* WHAT NEEDS TO BE DONE:
Every line of the records must be repeated exactly; pictures stay out.
>>
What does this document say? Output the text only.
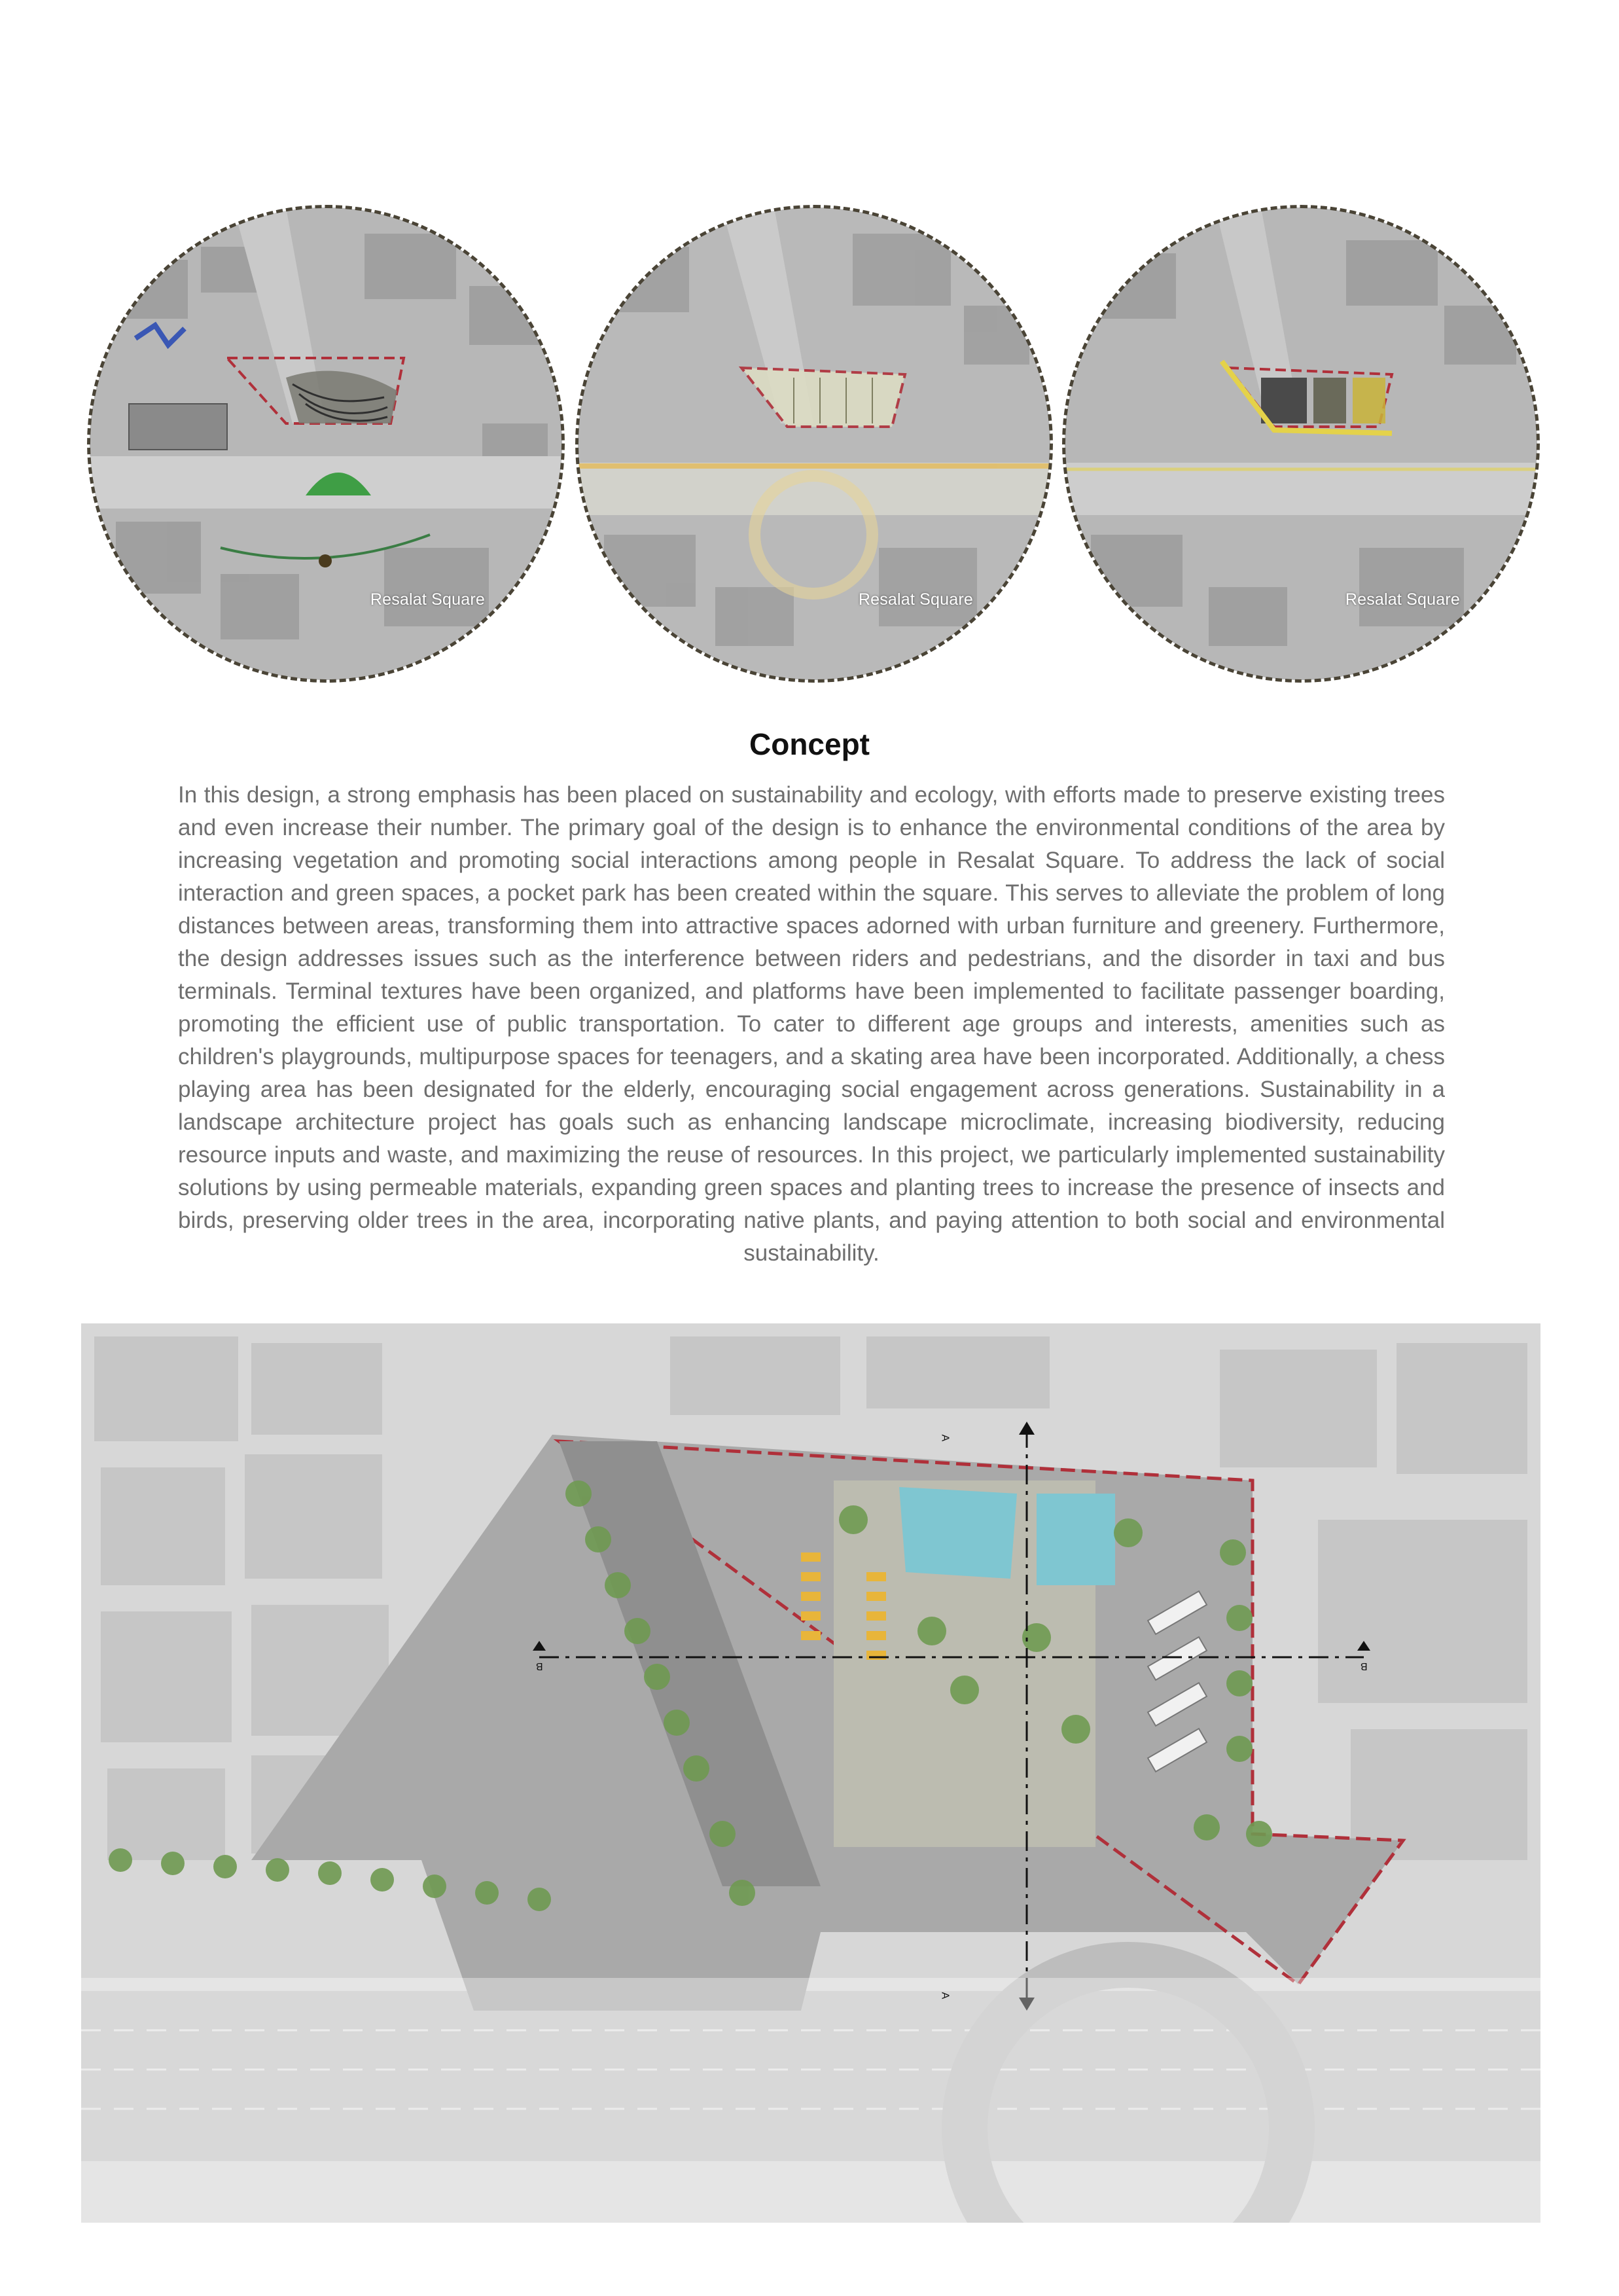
Resalat Square	Resalat Square	Resalat Square
Concept
In this design, a strong emphasis has been placed on sustainability and ecology, with efforts made to preserve existing trees and even increase their number. The primary goal of the design is to enhance the environmental conditions of the area by increasing vegetation and promoting social interactions among people in Resalat Square. To address the lack of social interaction and green spaces, a pocket park has been created within the square. This serves to alleviate the problem of long distances between areas, transforming them into attractive spaces adorned with urban furniture and greenery. Furthermore, the design addresses issues such as the interference between riders and pedestrians, and the disorder in taxi and bus terminals. Terminal textures have been organized, and platforms have been implemented to facilitate passenger boarding, promoting the efficient use of public transportation. To cater to different age groups and interests, amenities such as children's playgrounds, multipurpose spaces for teenagers, and a skating area have been incorporated. Additionally, a chess playing area has been designated for the elderly, encouraging social engagement across generations. Sustainability in a landscape architecture project has goals such as enhancing landscape microclimate, increasing biodiversity, reducing resource inputs and waste, and maximizing the reuse of resources. In this project, we particularly implemented sustainability solutions by using permeable materials, expanding green spaces and planting trees to increase the presence of insects and birds, preserving older trees in the area, incorporating native plants, and paying attention to both social and environmental sustainability.
A
A
B	B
<<
* THE RESPONSE:
What does this document say? Output the text only.
Resalat Square	Resalat Square	Resalat Square
Concept
In this design, a strong emphasis has been placed on sustainability and ecology, with efforts made to preserve existing trees and even increase their number. The primary goal of the design is to enhance the environmental conditions of the area by increasing vegetation and promoting social interactions among people in Resalat Square. To address the lack of social interaction and green spaces, a pocket park has been created within the square. This serves to alleviate the problem of long distances between areas, transforming them into attractive spaces adorned with urban furniture and greenery. Furthermore, the design addresses issues such as the interference between riders and pedestrians, and the disorder in taxi and bus terminals. Terminal textures have been organized, and platforms have been implemented to facilitate passenger boarding, promoting the efficient use of public transportation. To cater to different age groups and interests, amenities such as children's playgrounds, multipurpose spaces for teenagers, and a skating area have been incorporated. Additionally, a chess playing area has been designated for the elderly, encouraging social engagement across generations. Sustainability in a landscape architecture project has goals such as enhancing landscape microclimate, increasing biodiversity, reducing resource inputs and waste, and maximizing the reuse of resources. In this project, we particularly implemented sustainability solutions by using permeable materials, expanding green spaces and planting trees to increase the presence of insects and birds, preserving older trees in the area, incorporating native plants, and paying attention to both social and environmental sustainability.
A
A
B	B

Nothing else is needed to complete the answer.